◆ **EXERCISE DIRECTIONS**
Please list all lines of the material below in which the string "paluunuolta" occurs.

------------------------------------------------------------

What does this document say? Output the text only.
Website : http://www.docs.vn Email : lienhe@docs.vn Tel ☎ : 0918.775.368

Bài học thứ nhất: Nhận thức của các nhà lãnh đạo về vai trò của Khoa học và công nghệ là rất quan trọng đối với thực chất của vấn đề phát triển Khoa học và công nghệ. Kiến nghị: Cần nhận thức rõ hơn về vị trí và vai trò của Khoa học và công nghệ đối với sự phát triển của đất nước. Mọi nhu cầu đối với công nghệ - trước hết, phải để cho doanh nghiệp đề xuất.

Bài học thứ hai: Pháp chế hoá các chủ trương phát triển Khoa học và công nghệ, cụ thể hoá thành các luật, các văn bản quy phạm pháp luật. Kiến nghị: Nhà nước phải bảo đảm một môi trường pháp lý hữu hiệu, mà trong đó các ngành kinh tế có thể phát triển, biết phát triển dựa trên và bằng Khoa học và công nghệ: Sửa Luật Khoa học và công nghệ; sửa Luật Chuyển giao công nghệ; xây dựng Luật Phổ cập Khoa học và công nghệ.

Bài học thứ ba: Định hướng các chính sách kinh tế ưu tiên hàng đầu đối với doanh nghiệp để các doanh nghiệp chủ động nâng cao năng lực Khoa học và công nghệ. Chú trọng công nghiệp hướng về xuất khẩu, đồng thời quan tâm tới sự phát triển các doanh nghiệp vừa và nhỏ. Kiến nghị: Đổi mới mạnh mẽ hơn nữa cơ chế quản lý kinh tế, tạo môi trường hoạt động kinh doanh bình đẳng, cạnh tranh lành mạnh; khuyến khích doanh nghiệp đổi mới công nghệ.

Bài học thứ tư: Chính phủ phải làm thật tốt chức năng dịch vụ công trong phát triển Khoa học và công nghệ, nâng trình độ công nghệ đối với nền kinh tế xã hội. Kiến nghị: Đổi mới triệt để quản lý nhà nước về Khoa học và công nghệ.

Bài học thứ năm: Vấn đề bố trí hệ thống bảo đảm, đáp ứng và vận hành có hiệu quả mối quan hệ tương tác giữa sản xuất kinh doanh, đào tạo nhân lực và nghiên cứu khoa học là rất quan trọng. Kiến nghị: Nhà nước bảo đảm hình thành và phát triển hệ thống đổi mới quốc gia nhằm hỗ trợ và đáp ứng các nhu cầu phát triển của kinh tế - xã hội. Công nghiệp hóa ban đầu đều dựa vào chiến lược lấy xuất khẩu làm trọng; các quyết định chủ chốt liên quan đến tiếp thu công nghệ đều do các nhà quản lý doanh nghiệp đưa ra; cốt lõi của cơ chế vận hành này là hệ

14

------------------------------------------------------------

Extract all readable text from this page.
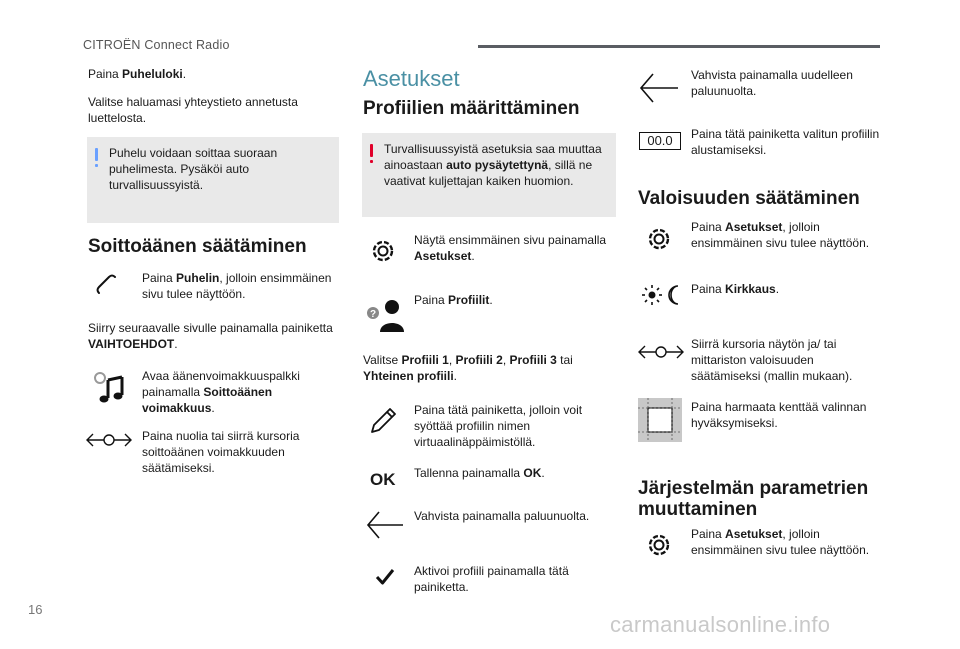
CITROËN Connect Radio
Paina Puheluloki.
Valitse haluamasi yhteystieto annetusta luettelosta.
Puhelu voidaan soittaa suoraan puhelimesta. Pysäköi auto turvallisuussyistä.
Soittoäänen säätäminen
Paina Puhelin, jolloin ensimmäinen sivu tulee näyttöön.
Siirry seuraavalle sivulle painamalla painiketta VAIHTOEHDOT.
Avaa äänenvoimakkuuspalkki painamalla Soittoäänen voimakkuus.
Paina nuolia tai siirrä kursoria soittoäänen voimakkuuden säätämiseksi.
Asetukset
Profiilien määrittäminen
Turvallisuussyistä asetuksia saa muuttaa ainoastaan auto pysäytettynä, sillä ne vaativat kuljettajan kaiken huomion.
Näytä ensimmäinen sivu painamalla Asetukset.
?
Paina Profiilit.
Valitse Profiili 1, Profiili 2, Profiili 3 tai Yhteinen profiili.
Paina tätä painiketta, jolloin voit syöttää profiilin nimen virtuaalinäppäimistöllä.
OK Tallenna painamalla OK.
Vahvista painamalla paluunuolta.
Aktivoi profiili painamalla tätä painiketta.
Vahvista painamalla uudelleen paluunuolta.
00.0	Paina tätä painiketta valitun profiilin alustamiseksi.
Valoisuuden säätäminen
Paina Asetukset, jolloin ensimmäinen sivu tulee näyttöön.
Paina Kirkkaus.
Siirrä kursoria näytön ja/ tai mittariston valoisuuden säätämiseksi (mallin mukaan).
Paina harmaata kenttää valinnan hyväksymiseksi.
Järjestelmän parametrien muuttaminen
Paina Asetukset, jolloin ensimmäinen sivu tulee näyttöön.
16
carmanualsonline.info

------------------------------------------------------------

◆ **CORRECT RESULT**
Vahvista painamalla paluunuolta.
Vahvista painamalla uudelleen paluunuolta.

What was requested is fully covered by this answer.